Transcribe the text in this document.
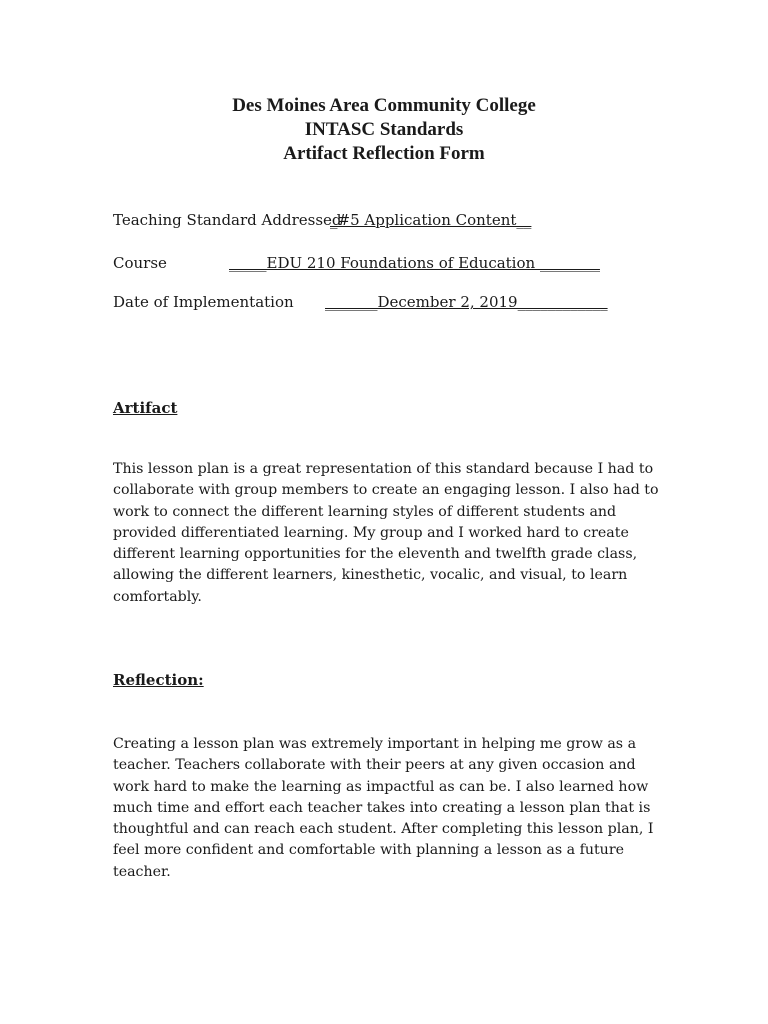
Des Moines Area Community College
INTASC Standards
Artifact Reflection Form
Teaching Standard Addressed
_#5 Application Content__
Course	_____EDU 210 Foundations of Education ________
Date of Implementation _______December 2, 2019____________
Artifact
This lesson plan is a great representation of this standard because I had to
collaborate with group members to create an engaging lesson. I also had to
work to connect the different learning styles of different students and
provided differentiated learning. My group and I worked hard to create
different learning opportunities for the eleventh and twelfth grade class,
allowing the different learners, kinesthetic, vocalic, and visual, to learn
comfortably.
Reflection:
Creating a lesson plan was extremely important in helping me grow as a
teacher. Teachers collaborate with their peers at any given occasion and
work hard to make the learning as impactful as can be. I also learned how
much time and effort each teacher takes into creating a lesson plan that is
thoughtful and can reach each student. After completing this lesson plan, I
feel more confident and comfortable with planning a lesson as a future
teacher.
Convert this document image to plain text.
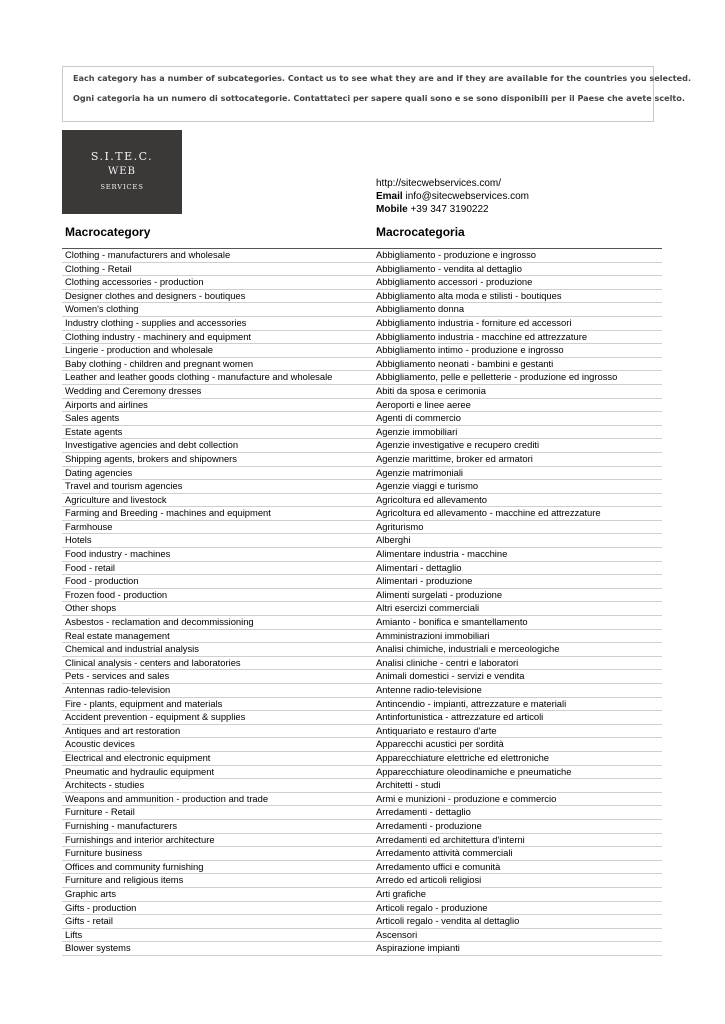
Each category has a number of subcategories. Contact us to see what they are and if they are available for the countries you selected.

Ogni categoria ha un numero di sottocategorie. Contattateci per sapere quali sono e se sono disponibili per il Paese che avete scelto.

S.I.TE.C.
WEB
SERVICES	http://sitecwebservices.com/
Email info@sitecwebservices.com
Mobile +39 347 3190222
Macrocategory	Macrocategoria
Clothing - manufacturers and wholesale	Abbigliamento - produzione e ingrosso
Clothing - Retail	Abbigliamento - vendita al dettaglio
Clothing accessories - production	Abbigliamento accessori - produzione
Designer clothes and designers - boutiques	Abbigliamento alta moda e stilisti - boutiques
Women's clothing	Abbigliamento donna
Industry clothing - supplies and accessories	Abbigliamento industria - forniture ed accessori
Clothing industry - machinery and equipment	Abbigliamento industria - macchine ed attrezzature
Lingerie - production and wholesale	Abbigliamento intimo - produzione e ingrosso
Baby clothing - children and pregnant women	Abbigliamento neonati - bambini e gestanti
Leather and leather goods clothing - manufacture and wholesale	Abbigliamento, pelle e pelletterie - produzione ed ingrosso
Wedding and Ceremony dresses	Abiti da sposa e cerimonia
Airports and airlines	Aeroporti e linee aeree
Sales agents	Agenti di commercio
Estate agents	Agenzie immobiliari
Investigative agencies and debt collection	Agenzie investigative e recupero crediti
Shipping agents, brokers and shipowners	Agenzie marittime, broker ed armatori
Dating agencies	Agenzie matrimoniali
Travel and tourism agencies	Agenzie viaggi e turismo
Agriculture and livestock	Agricoltura ed allevamento
Farming and Breeding - machines and equipment	Agricoltura ed allevamento - macchine ed attrezzature
Farmhouse	Agriturismo
Hotels	Alberghi
Food industry - machines	Alimentare industria - macchine
Food - retail	Alimentari - dettaglio
Food - production	Alimentari - produzione
Frozen food - production	Alimenti surgelati - produzione
Other shops	Altri esercizi commerciali
Asbestos - reclamation and decommissioning	Amianto - bonifica e smantellamento
Real estate management	Amministrazioni immobiliari
Chemical and industrial analysis	Analisi chimiche, industriali e merceologiche
Clinical analysis - centers and laboratories	Analisi cliniche - centri e laboratori
Pets - services and sales	Animali domestici - servizi e vendita
Antennas radio-television	Antenne radio-televisione
Fire - plants, equipment and materials	Antincendio - impianti, attrezzature e materiali
Accident prevention - equipment & supplies	Antinfortunistica - attrezzature ed articoli
Antiques and art restoration	Antiquariato e restauro d'arte
Acoustic devices	Apparecchi acustici per sordità
Electrical and electronic equipment	Apparecchiature elettriche ed elettroniche
Pneumatic and hydraulic equipment	Apparecchiature oleodinamiche e pneumatiche
Architects - studies	Architetti - studi
Weapons and ammunition - production and trade	Armi e munizioni - produzione e commercio
Furniture - Retail	Arredamenti - dettaglio
Furnishing - manufacturers	Arredamenti - produzione
Furnishings and interior architecture	Arredamenti ed architettura d'interni
Furniture business	Arredamento attività commerciali
Offices and community furnishing	Arredamento uffici e comunità
Furniture and religious items	Arredo ed articoli religiosi
Graphic arts	Arti grafiche
Gifts - production	Articoli regalo - produzione
Gifts - retail	Articoli regalo - vendita al dettaglio
Lifts	Ascensori
Blower systems	Aspirazione impianti
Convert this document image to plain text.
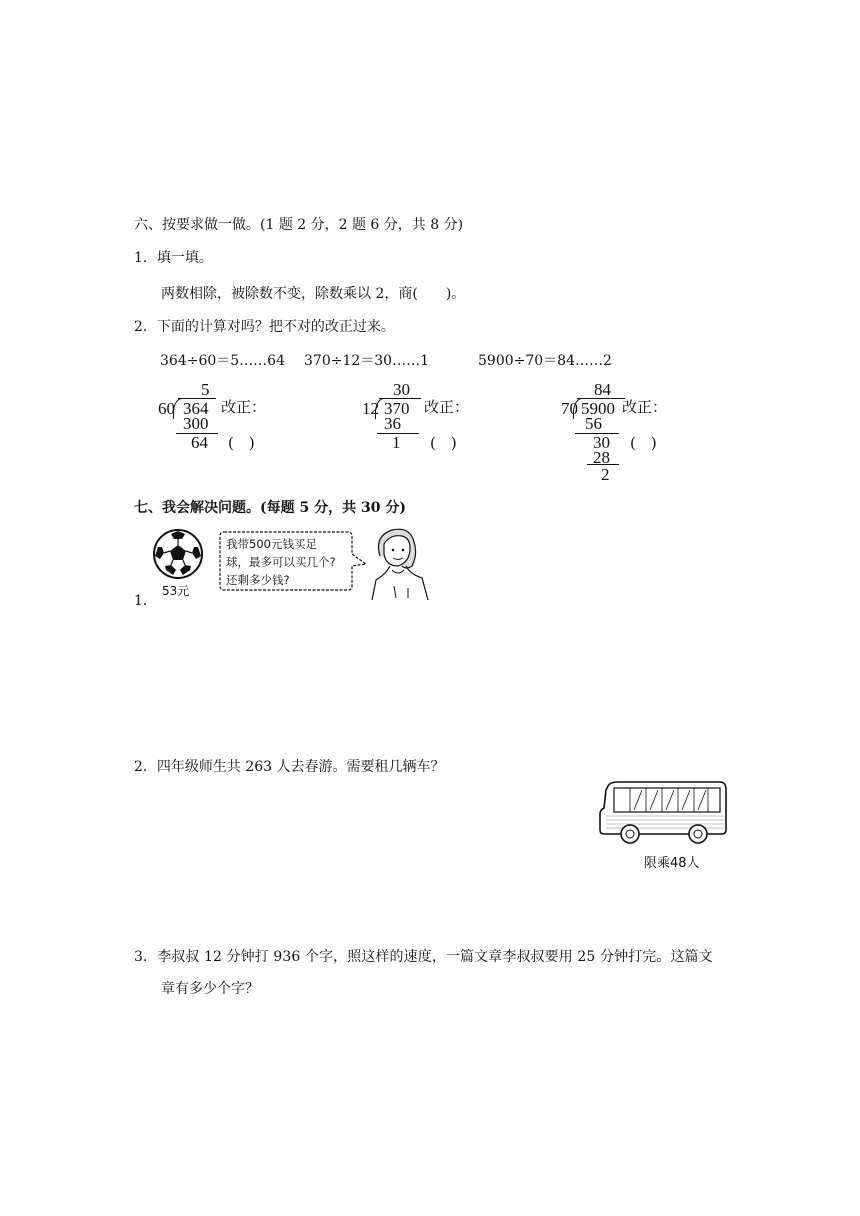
六、按要求做一做。(1 题 2 分，2 题 6 分，共 8 分)
1．填一填。
两数相除，被除数不变，除数乘以 2，商(　　)。
2．下面的计算对吗？把不对的改正过来。
364÷60＝5……64 370÷12＝30……1	5900÷70＝84……2
5
60 364
300
64
改正：
(　)
30
12 370
36
1
改正：
(　)
84
70 5900
56
30
28
2
改正：
(　)
七、我会解决问题。(每题 5 分，共 30 分)
1．
53元
我带500元钱买足
球，最多可以买几个?
还剩多少钱?
2．四年级师生共 263 人去春游。需要租几辆车？
限乘48人
3．李叔叔 12 分钟打 936 个字，照这样的速度，一篇文章李叔叔要用 25 分钟打完。这篇文
章有多少个字？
━━━━━━
◆ TASK DIRECTIONS: Keep the pictures out of the copy and return the rest of the data above exactly.

◆ IN RESPONSE:
Transcribe the text in this document.
Des Moines Area Community College
INTASC Standards
Artifact Reflection Form
Teaching Standard Addressed
_#5 Application Content__
Course	_____EDU 210 Foundations of Education ________
Date of Implementation _______December 2, 2019____________
Artifact
This lesson plan is a great representation of this standard because I had to
collaborate with group members to create an engaging lesson. I also had to
work to connect the different learning styles of different students and
provided differentiated learning. My group and I worked hard to create
different learning opportunities for the eleventh and twelfth grade class,
allowing the different learners, kinesthetic, vocalic, and visual, to learn
comfortably.
Reflection:
Creating a lesson plan was extremely important in helping me grow as a
teacher. Teachers collaborate with their peers at any given occasion and
work hard to make the learning as impactful as can be. I also learned how
much time and effort each teacher takes into creating a lesson plan that is
thoughtful and can reach each student. After completing this lesson plan, I
feel more confident and comfortable with planning a lesson as a future
teacher.
Convert this document image to plain text.
Each category has a number of subcategories. Contact us to see what they are and if they are available for the countries you selected.

Ogni categoria ha un numero di sottocategorie. Contattateci per sapere quali sono e se sono disponibili per il Paese che avete scelto.

S.I.TE.C.
WEB
SERVICES	http://sitecwebservices.com/
Email info@sitecwebservices.com
Mobile +39 347 3190222
Macrocategory	Macrocategoria
Clothing - manufacturers and wholesale	Abbigliamento - produzione e ingrosso
Clothing - Retail	Abbigliamento - vendita al dettaglio
Clothing accessories - production	Abbigliamento accessori - produzione
Designer clothes and designers - boutiques	Abbigliamento alta moda e stilisti - boutiques
Women's clothing	Abbigliamento donna
Industry clothing - supplies and accessories	Abbigliamento industria - forniture ed accessori
Clothing industry - machinery and equipment	Abbigliamento industria - macchine ed attrezzature
Lingerie - production and wholesale	Abbigliamento intimo - produzione e ingrosso
Baby clothing - children and pregnant women	Abbigliamento neonati - bambini e gestanti
Leather and leather goods clothing - manufacture and wholesale	Abbigliamento, pelle e pelletterie - produzione ed ingrosso
Wedding and Ceremony dresses	Abiti da sposa e cerimonia
Airports and airlines	Aeroporti e linee aeree
Sales agents	Agenti di commercio
Estate agents	Agenzie immobiliari
Investigative agencies and debt collection	Agenzie investigative e recupero crediti
Shipping agents, brokers and shipowners	Agenzie marittime, broker ed armatori
Dating agencies	Agenzie matrimoniali
Travel and tourism agencies	Agenzie viaggi e turismo
Agriculture and livestock	Agricoltura ed allevamento
Farming and Breeding - machines and equipment	Agricoltura ed allevamento - macchine ed attrezzature
Farmhouse	Agriturismo
Hotels	Alberghi
Food industry - machines	Alimentare industria - macchine
Food - retail	Alimentari - dettaglio
Food - production	Alimentari - produzione
Frozen food - production	Alimenti surgelati - produzione
Other shops	Altri esercizi commerciali
Asbestos - reclamation and decommissioning	Amianto - bonifica e smantellamento
Real estate management	Amministrazioni immobiliari
Chemical and industrial analysis	Analisi chimiche, industriali e merceologiche
Clinical analysis - centers and laboratories	Analisi cliniche - centri e laboratori
Pets - services and sales	Animali domestici - servizi e vendita
Antennas radio-television	Antenne radio-televisione
Fire - plants, equipment and materials	Antincendio - impianti, attrezzature e materiali
Accident prevention - equipment & supplies	Antinfortunistica - attrezzature ed articoli
Antiques and art restoration	Antiquariato e restauro d'arte
Acoustic devices	Apparecchi acustici per sordità
Electrical and electronic equipment	Apparecchiature elettriche ed elettroniche
Pneumatic and hydraulic equipment	Apparecchiature oleodinamiche e pneumatiche
Architects - studies	Architetti - studi
Weapons and ammunition - production and trade	Armi e munizioni - produzione e commercio
Furniture - Retail	Arredamenti - dettaglio
Furnishing - manufacturers	Arredamenti - produzione
Furnishings and interior architecture	Arredamenti ed architettura d'interni
Furniture business	Arredamento attività commerciali
Offices and community furnishing	Arredamento uffici e comunità
Furniture and religious items	Arredo ed articoli religiosi
Graphic arts	Arti grafiche
Gifts - production	Articoli regalo - produzione
Gifts - retail	Articoli regalo - vendita al dettaglio
Lifts	Ascensori
Blower systems	Aspirazione impianti
Convert this document image to plain text.
六、按要求做一做。(1 题 2 分，2 题 6 分，共 8 分)
1．填一填。
两数相除，被除数不变，除数乘以 2，商(　　)。
2．下面的计算对吗？把不对的改正过来。
364÷60＝5……64 370÷12＝30……1	5900÷70＝84……2
5
60 364
300
64
改正：
(　)
30
12 370
36
1
改正：
(　)
84
70 5900
56
30
28
2
改正：
(　)
七、我会解决问题。(每题 5 分，共 30 分)
1．
53元
我带500元钱买足
球，最多可以买几个?
还剩多少钱?
2．四年级师生共 263 人去春游。需要租几辆车？
限乘48人
3．李叔叔 12 分钟打 936 个字，照这样的速度，一篇文章李叔叔要用 25 分钟打完。这篇文
章有多少个字？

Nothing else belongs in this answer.